• SHORT TASK: Please output the records below in full, exactly as given, but without the images.

• DATA PROVIDED:
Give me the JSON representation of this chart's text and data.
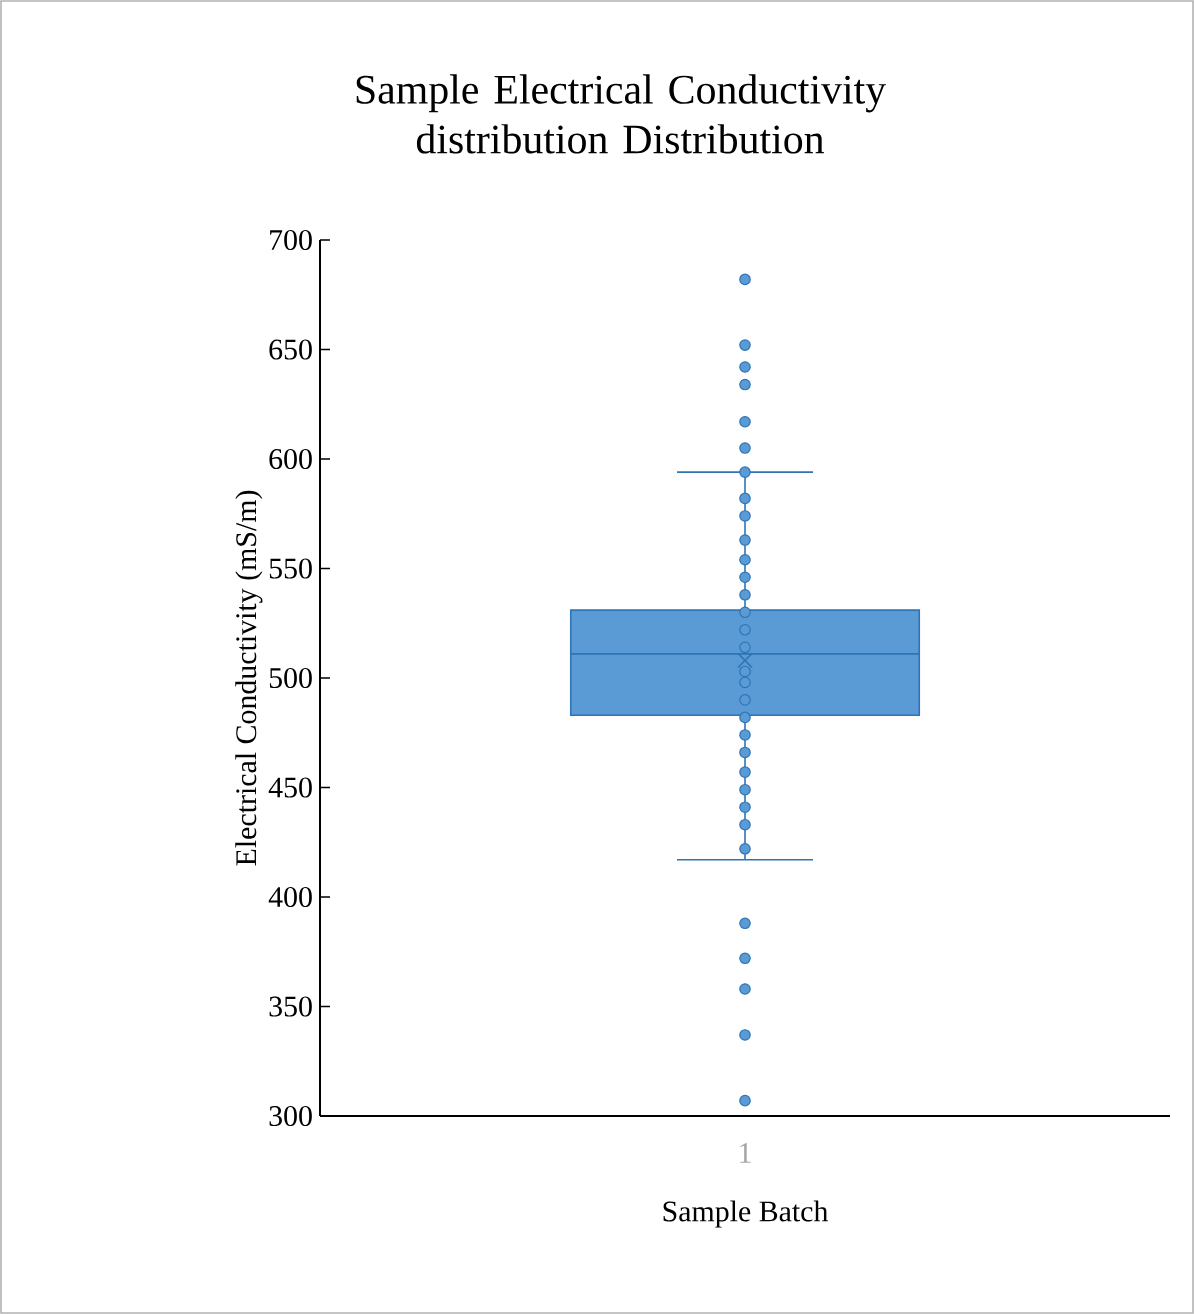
{
  "chart_data": {
    "type": "box",
    "title": "Sample Electrical Conductivity distribution Distribution",
    "xlabel": "Sample Batch",
    "ylabel": "Electrical Conductivity (mS/m)",
    "categories": [
      "1"
    ],
    "ylim": [
      300,
      700
    ],
    "yticks": [
      300,
      350,
      400,
      450,
      500,
      550,
      600,
      650,
      700
    ],
    "grid": false,
    "color": "#5b9bd5",
    "boxes": [
      {
        "low": 417,
        "q1": 483,
        "median": 511,
        "q3": 531,
        "high": 594,
        "mean": 508,
        "outliers": [
          682,
          652,
          642,
          634,
          617,
          605,
          388,
          372,
          358,
          337,
          307
        ]
      }
    ],
    "series": [
      {
        "type": "scatter",
        "color": "#5b9bd5",
        "marker": "circle",
        "x": [
          "1",
          "1",
          "1",
          "1",
          "1",
          "1",
          "1",
          "1",
          "1",
          "1",
          "1",
          "1",
          "1",
          "1",
          "1",
          "1",
          "1",
          "1",
          "1",
          "1",
          "1"
        ],
        "values": [
          594,
          582,
          574,
          563,
          554,
          546,
          538,
          530,
          522,
          514,
          503,
          498,
          490,
          482,
          474,
          466,
          457,
          449,
          441,
          433,
          422
        ]
      }
    ]
  }
}
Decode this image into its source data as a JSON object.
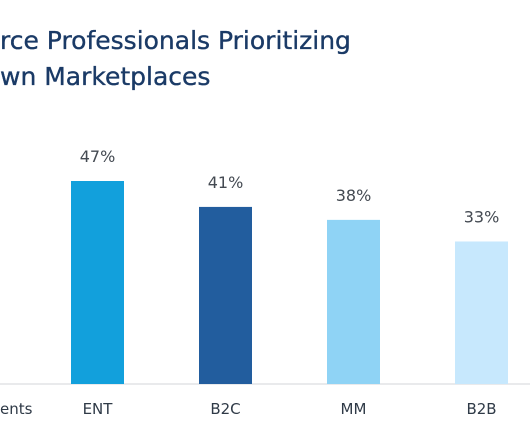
{
  "chart_data": {
    "type": "bar",
    "title_lines": [
      "rce Professionals Prioritizing",
      "wn Marketplaces"
    ],
    "cut_category_label": "ents",
    "categories": [
      "ENT",
      "B2C",
      "MM",
      "B2B"
    ],
    "values": [
      47,
      41,
      38,
      33
    ],
    "value_labels": [
      "47%",
      "41%",
      "38%",
      "33%"
    ],
    "colors": [
      "#12a0dc",
      "#225d9e",
      "#8fd3f5",
      "#c7e8fd"
    ],
    "ylim": [
      0,
      47
    ]
  }
}
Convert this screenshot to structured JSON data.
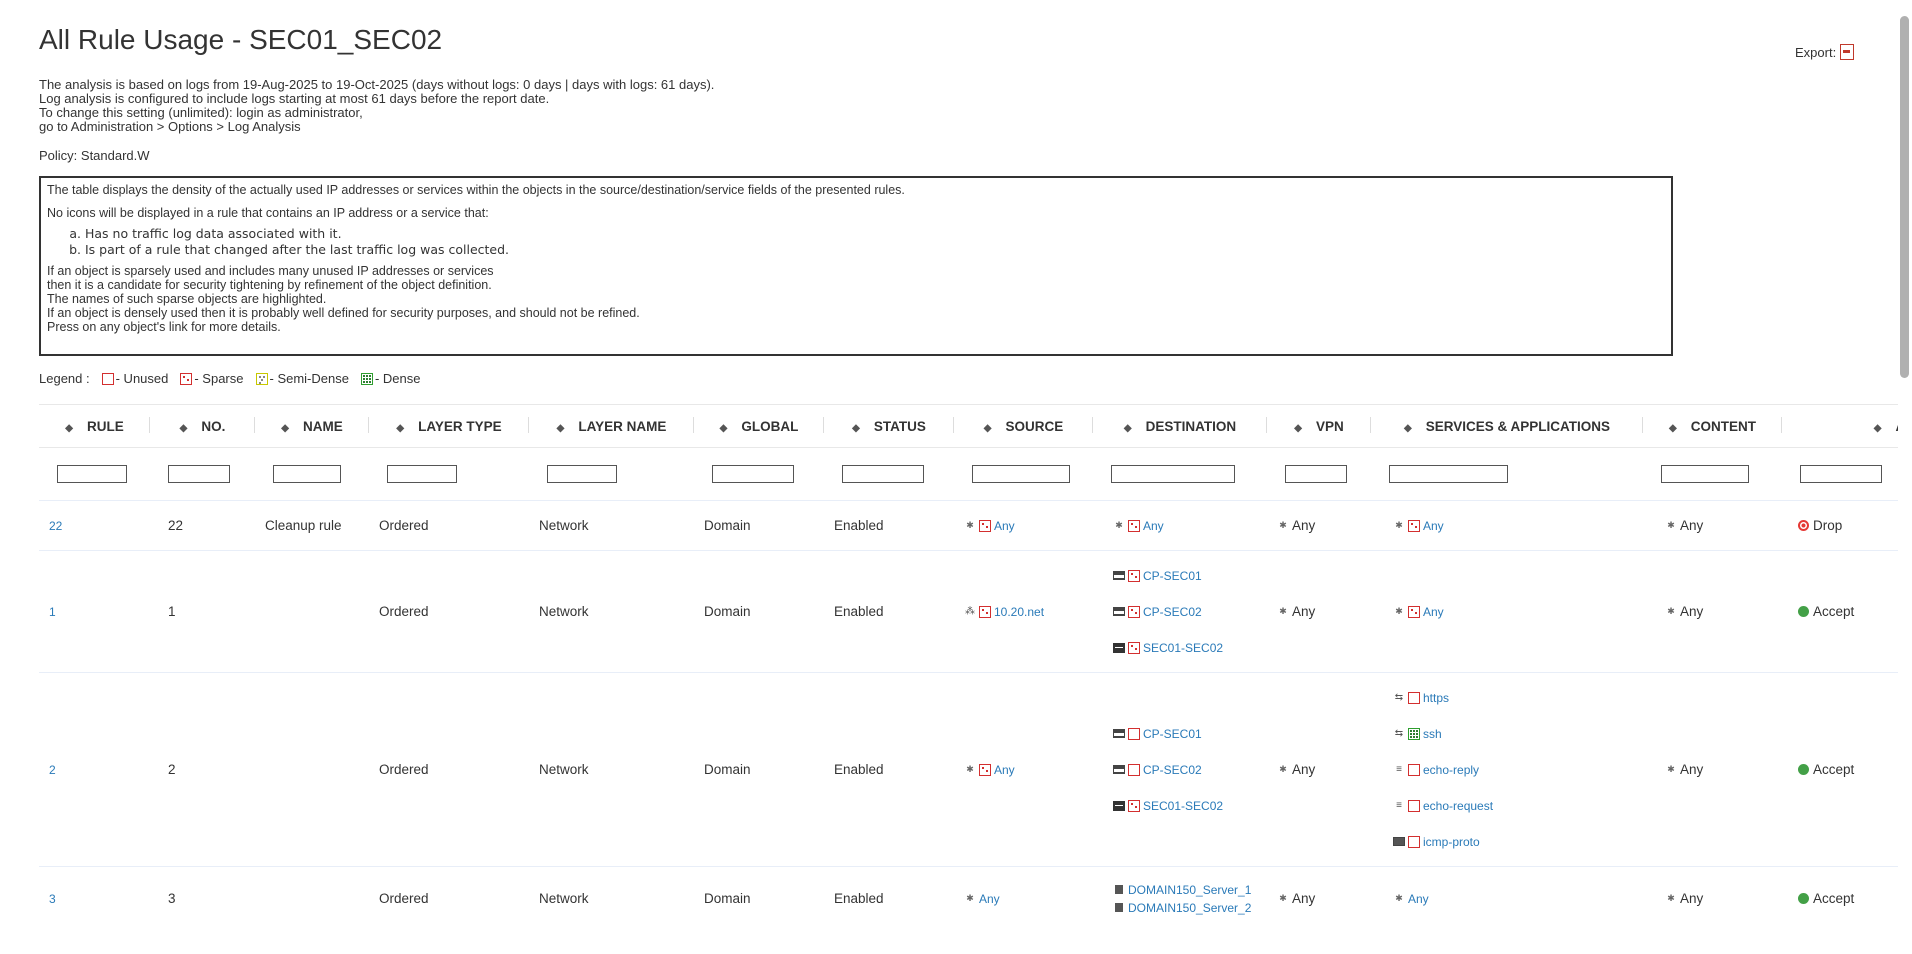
{
  "title": "All Rule Usage - SEC01_SEC02",
  "export_label": "Export:",
  "intro_lines": [
    "The analysis is based on logs from 19-Aug-2025 to 19-Oct-2025 (days without logs: 0 days | days with logs: 61 days).",
    "Log analysis is configured to include logs starting at most 61 days before the report date.",
    "To change this setting (unlimited): login as administrator,",
    "go to Administration > Options > Log Analysis"
  ],
  "policy": "Policy: Standard.W",
  "infobox": {
    "p1": "The table displays the density of the actually used IP addresses or services within the objects in the source/destination/service fields of the presented rules.",
    "p2": "No icons will be displayed in a rule that contains an IP address or a service that:",
    "items": [
      "Has no traffic log data associated with it.",
      "Is part of a rule that changed after the last traffic log was collected."
    ],
    "lines": [
      "If an object is sparsely used and includes many unused IP addresses or services",
      "then it is a candidate for security tightening by refinement of the object definition.",
      "The names of such sparse objects are highlighted.",
      "If an object is densely used then it is probably well defined for security purposes, and should not be refined.",
      "Press on any object's link for more details."
    ]
  },
  "legend": {
    "label": "Legend :",
    "unused": "- Unused",
    "sparse": "- Sparse",
    "semi": "- Semi-Dense",
    "dense": "- Dense"
  },
  "columns": [
    "RULE",
    "NO.",
    "NAME",
    "LAYER TYPE",
    "LAYER NAME",
    "GLOBAL",
    "STATUS",
    "SOURCE",
    "DESTINATION",
    "VPN",
    "SERVICES & APPLICATIONS",
    "CONTENT",
    "ACTION"
  ],
  "rows": [
    {
      "rule": "22",
      "no": "22",
      "name": "Cleanup rule",
      "layer_type": "Ordered",
      "layer_name": "Network",
      "global": "Domain",
      "status": "Enabled",
      "source": [
        {
          "icon": "asterisk-icon",
          "density": "sparse",
          "label": "Any"
        }
      ],
      "destination": [
        {
          "icon": "asterisk-icon",
          "density": "sparse",
          "label": "Any"
        }
      ],
      "vpn": "Any",
      "services": [
        {
          "icon": "asterisk-icon",
          "density": "sparse",
          "label": "Any"
        }
      ],
      "content": "Any",
      "action": "Drop",
      "action_color": "#e53935"
    },
    {
      "rule": "1",
      "no": "1",
      "name": "",
      "layer_type": "Ordered",
      "layer_name": "Network",
      "global": "Domain",
      "status": "Enabled",
      "source": [
        {
          "icon": "network-icon",
          "density": "sparse",
          "label": "10.20.net"
        }
      ],
      "destination": [
        {
          "icon": "gateway-icon",
          "density": "sparse",
          "label": "CP-SEC01"
        },
        {
          "icon": "gateway-icon",
          "density": "sparse",
          "label": "CP-SEC02"
        },
        {
          "icon": "cluster-icon",
          "density": "sparse",
          "label": "SEC01-SEC02"
        }
      ],
      "vpn": "Any",
      "services": [
        {
          "icon": "asterisk-icon",
          "density": "sparse",
          "label": "Any"
        }
      ],
      "content": "Any",
      "action": "Accept",
      "action_color": "#43a047"
    },
    {
      "rule": "2",
      "no": "2",
      "name": "",
      "layer_type": "Ordered",
      "layer_name": "Network",
      "global": "Domain",
      "status": "Enabled",
      "source": [
        {
          "icon": "asterisk-icon",
          "density": "sparse",
          "label": "Any"
        }
      ],
      "destination": [
        {
          "icon": "gateway-icon",
          "density": "unused",
          "label": "CP-SEC01"
        },
        {
          "icon": "gateway-icon",
          "density": "unused",
          "label": "CP-SEC02"
        },
        {
          "icon": "cluster-icon",
          "density": "sparse",
          "label": "SEC01-SEC02"
        }
      ],
      "vpn": "Any",
      "services": [
        {
          "icon": "tcp-service-icon",
          "density": "unused",
          "label": "https"
        },
        {
          "icon": "tcp-service-icon",
          "density": "dense",
          "label": "ssh"
        },
        {
          "icon": "icmp-service-icon",
          "density": "unused",
          "label": "echo-reply"
        },
        {
          "icon": "icmp-service-icon",
          "density": "unused",
          "label": "echo-request"
        },
        {
          "icon": "protocol-icon",
          "density": "unused",
          "label": "icmp-proto"
        }
      ],
      "content": "Any",
      "action": "Accept",
      "action_color": "#43a047"
    },
    {
      "rule": "3",
      "no": "3",
      "name": "",
      "layer_type": "Ordered",
      "layer_name": "Network",
      "global": "Domain",
      "status": "Enabled",
      "source": [
        {
          "icon": "asterisk-icon",
          "density": "none",
          "label": "Any"
        }
      ],
      "destination": [
        {
          "icon": "host-icon",
          "density": "none",
          "label": "DOMAIN150_Server_1"
        },
        {
          "icon": "host-icon",
          "density": "none",
          "label": "DOMAIN150_Server_2"
        }
      ],
      "vpn": "Any",
      "services": [
        {
          "icon": "asterisk-icon",
          "density": "none",
          "label": "Any"
        }
      ],
      "content": "Any",
      "action": "Accept",
      "action_color": "#43a047"
    }
  ]
}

• SOLUTION FOR THIS PROBLEM:
Give me the JSON representation of this chart's text and data.
{
  "chart_data": {
    "type": "box",
    "title": "Sample Electrical Conductivity distribution Distribution",
    "xlabel": "Sample Batch",
    "ylabel": "Electrical Conductivity (mS/m)",
    "categories": [
      "1"
    ],
    "ylim": [
      300,
      700
    ],
    "yticks": [
      300,
      350,
      400,
      450,
      500,
      550,
      600,
      650,
      700
    ],
    "grid": false,
    "color": "#5b9bd5",
    "boxes": [
      {
        "low": 417,
        "q1": 483,
        "median": 511,
        "q3": 531,
        "high": 594,
        "mean": 508,
        "outliers": [
          682,
          652,
          642,
          634,
          617,
          605,
          388,
          372,
          358,
          337,
          307
        ]
      }
    ],
    "series": [
      {
        "type": "scatter",
        "color": "#5b9bd5",
        "marker": "circle",
        "x": [
          "1",
          "1",
          "1",
          "1",
          "1",
          "1",
          "1",
          "1",
          "1",
          "1",
          "1",
          "1",
          "1",
          "1",
          "1",
          "1",
          "1",
          "1",
          "1",
          "1",
          "1"
        ],
        "values": [
          594,
          582,
          574,
          563,
          554,
          546,
          538,
          530,
          522,
          514,
          503,
          498,
          490,
          482,
          474,
          466,
          457,
          449,
          441,
          433,
          422
        ]
      }
    ]
  }
}
Decode this image into its source data as a JSON object.
{
  "chart_data": {
    "type": "bar",
    "title_lines": [
      "rce Professionals Prioritizing",
      "wn Marketplaces"
    ],
    "cut_category_label": "ents",
    "categories": [
      "ENT",
      "B2C",
      "MM",
      "B2B"
    ],
    "values": [
      47,
      41,
      38,
      33
    ],
    "value_labels": [
      "47%",
      "41%",
      "38%",
      "33%"
    ],
    "colors": [
      "#12a0dc",
      "#225d9e",
      "#8fd3f5",
      "#c7e8fd"
    ],
    "ylim": [
      0,
      47
    ]
  }
}
Convert this screenshot to structured JSON data.
{
  "title": "All Rule Usage - SEC01_SEC02",
  "export_label": "Export:",
  "intro_lines": [
    "The analysis is based on logs from 19-Aug-2025 to 19-Oct-2025 (days without logs: 0 days | days with logs: 61 days).",
    "Log analysis is configured to include logs starting at most 61 days before the report date.",
    "To change this setting (unlimited): login as administrator,",
    "go to Administration > Options > Log Analysis"
  ],
  "policy": "Policy: Standard.W",
  "infobox": {
    "p1": "The table displays the density of the actually used IP addresses or services within the objects in the source/destination/service fields of the presented rules.",
    "p2": "No icons will be displayed in a rule that contains an IP address or a service that:",
    "items": [
      "Has no traffic log data associated with it.",
      "Is part of a rule that changed after the last traffic log was collected."
    ],
    "lines": [
      "If an object is sparsely used and includes many unused IP addresses or services",
      "then it is a candidate for security tightening by refinement of the object definition.",
      "The names of such sparse objects are highlighted.",
      "If an object is densely used then it is probably well defined for security purposes, and should not be refined.",
      "Press on any object's link for more details."
    ]
  },
  "legend": {
    "label": "Legend :",
    "unused": "- Unused",
    "sparse": "- Sparse",
    "semi": "- Semi-Dense",
    "dense": "- Dense"
  },
  "columns": [
    "RULE",
    "NO.",
    "NAME",
    "LAYER TYPE",
    "LAYER NAME",
    "GLOBAL",
    "STATUS",
    "SOURCE",
    "DESTINATION",
    "VPN",
    "SERVICES & APPLICATIONS",
    "CONTENT",
    "ACTION"
  ],
  "rows": [
    {
      "rule": "22",
      "no": "22",
      "name": "Cleanup rule",
      "layer_type": "Ordered",
      "layer_name": "Network",
      "global": "Domain",
      "status": "Enabled",
      "source": [
        {
          "icon": "asterisk-icon",
          "density": "sparse",
          "label": "Any"
        }
      ],
      "destination": [
        {
          "icon": "asterisk-icon",
          "density": "sparse",
          "label": "Any"
        }
      ],
      "vpn": "Any",
      "services": [
        {
          "icon": "asterisk-icon",
          "density": "sparse",
          "label": "Any"
        }
      ],
      "content": "Any",
      "action": "Drop",
      "action_color": "#e53935"
    },
    {
      "rule": "1",
      "no": "1",
      "name": "",
      "layer_type": "Ordered",
      "layer_name": "Network",
      "global": "Domain",
      "status": "Enabled",
      "source": [
        {
          "icon": "network-icon",
          "density": "sparse",
          "label": "10.20.net"
        }
      ],
      "destination": [
        {
          "icon": "gateway-icon",
          "density": "sparse",
          "label": "CP-SEC01"
        },
        {
          "icon": "gateway-icon",
          "density": "sparse",
          "label": "CP-SEC02"
        },
        {
          "icon": "cluster-icon",
          "density": "sparse",
          "label": "SEC01-SEC02"
        }
      ],
      "vpn": "Any",
      "services": [
        {
          "icon": "asterisk-icon",
          "density": "sparse",
          "label": "Any"
        }
      ],
      "content": "Any",
      "action": "Accept",
      "action_color": "#43a047"
    },
    {
      "rule": "2",
      "no": "2",
      "name": "",
      "layer_type": "Ordered",
      "layer_name": "Network",
      "global": "Domain",
      "status": "Enabled",
      "source": [
        {
          "icon": "asterisk-icon",
          "density": "sparse",
          "label": "Any"
        }
      ],
      "destination": [
        {
          "icon": "gateway-icon",
          "density": "unused",
          "label": "CP-SEC01"
        },
        {
          "icon": "gateway-icon",
          "density": "unused",
          "label": "CP-SEC02"
        },
        {
          "icon": "cluster-icon",
          "density": "sparse",
          "label": "SEC01-SEC02"
        }
      ],
      "vpn": "Any",
      "services": [
        {
          "icon": "tcp-service-icon",
          "density": "unused",
          "label": "https"
        },
        {
          "icon": "tcp-service-icon",
          "density": "dense",
          "label": "ssh"
        },
        {
          "icon": "icmp-service-icon",
          "density": "unused",
          "label": "echo-reply"
        },
        {
          "icon": "icmp-service-icon",
          "density": "unused",
          "label": "echo-request"
        },
        {
          "icon": "protocol-icon",
          "density": "unused",
          "label": "icmp-proto"
        }
      ],
      "content": "Any",
      "action": "Accept",
      "action_color": "#43a047"
    },
    {
      "rule": "3",
      "no": "3",
      "name": "",
      "layer_type": "Ordered",
      "layer_name": "Network",
      "global": "Domain",
      "status": "Enabled",
      "source": [
        {
          "icon": "asterisk-icon",
          "density": "none",
          "label": "Any"
        }
      ],
      "destination": [
        {
          "icon": "host-icon",
          "density": "none",
          "label": "DOMAIN150_Server_1"
        },
        {
          "icon": "host-icon",
          "density": "none",
          "label": "DOMAIN150_Server_2"
        }
      ],
      "vpn": "Any",
      "services": [
        {
          "icon": "asterisk-icon",
          "density": "none",
          "label": "Any"
        }
      ],
      "content": "Any",
      "action": "Accept",
      "action_color": "#43a047"
    }
  ]
}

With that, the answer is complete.